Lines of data

.....

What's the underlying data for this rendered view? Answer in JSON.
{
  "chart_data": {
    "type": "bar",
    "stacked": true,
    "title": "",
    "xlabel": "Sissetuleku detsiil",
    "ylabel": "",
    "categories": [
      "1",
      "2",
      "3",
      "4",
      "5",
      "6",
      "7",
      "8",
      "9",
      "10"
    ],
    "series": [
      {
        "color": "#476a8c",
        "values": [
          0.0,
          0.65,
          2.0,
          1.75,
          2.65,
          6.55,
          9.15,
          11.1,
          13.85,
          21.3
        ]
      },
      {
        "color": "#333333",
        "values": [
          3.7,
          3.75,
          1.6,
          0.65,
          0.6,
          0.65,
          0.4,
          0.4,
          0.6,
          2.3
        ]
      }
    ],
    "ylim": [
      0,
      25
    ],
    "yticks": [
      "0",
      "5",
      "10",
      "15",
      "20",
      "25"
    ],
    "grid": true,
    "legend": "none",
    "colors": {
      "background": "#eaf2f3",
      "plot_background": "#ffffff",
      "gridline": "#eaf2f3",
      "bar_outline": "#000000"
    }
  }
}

.....

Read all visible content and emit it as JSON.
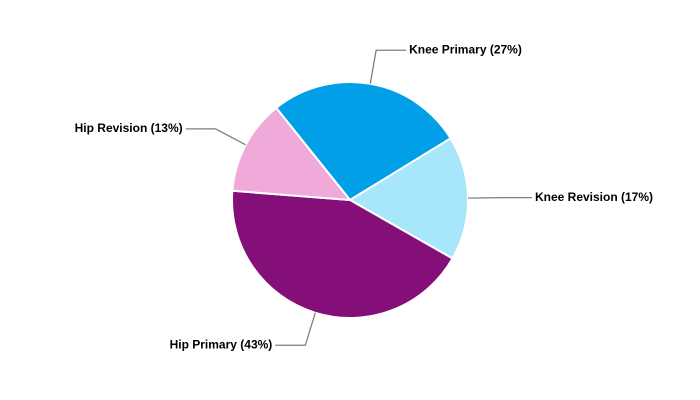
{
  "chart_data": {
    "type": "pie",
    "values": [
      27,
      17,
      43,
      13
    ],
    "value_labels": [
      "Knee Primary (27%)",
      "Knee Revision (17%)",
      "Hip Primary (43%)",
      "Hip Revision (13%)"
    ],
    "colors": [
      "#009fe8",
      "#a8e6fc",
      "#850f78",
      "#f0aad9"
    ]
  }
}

.....

■ **Exercise directions**
Search the data above for lines holding "JSON" and copy each of them.

■ **Problem solution**
What's the underlying data for this rendered view? Answer in JSON.
Read all visible content and emit it as JSON.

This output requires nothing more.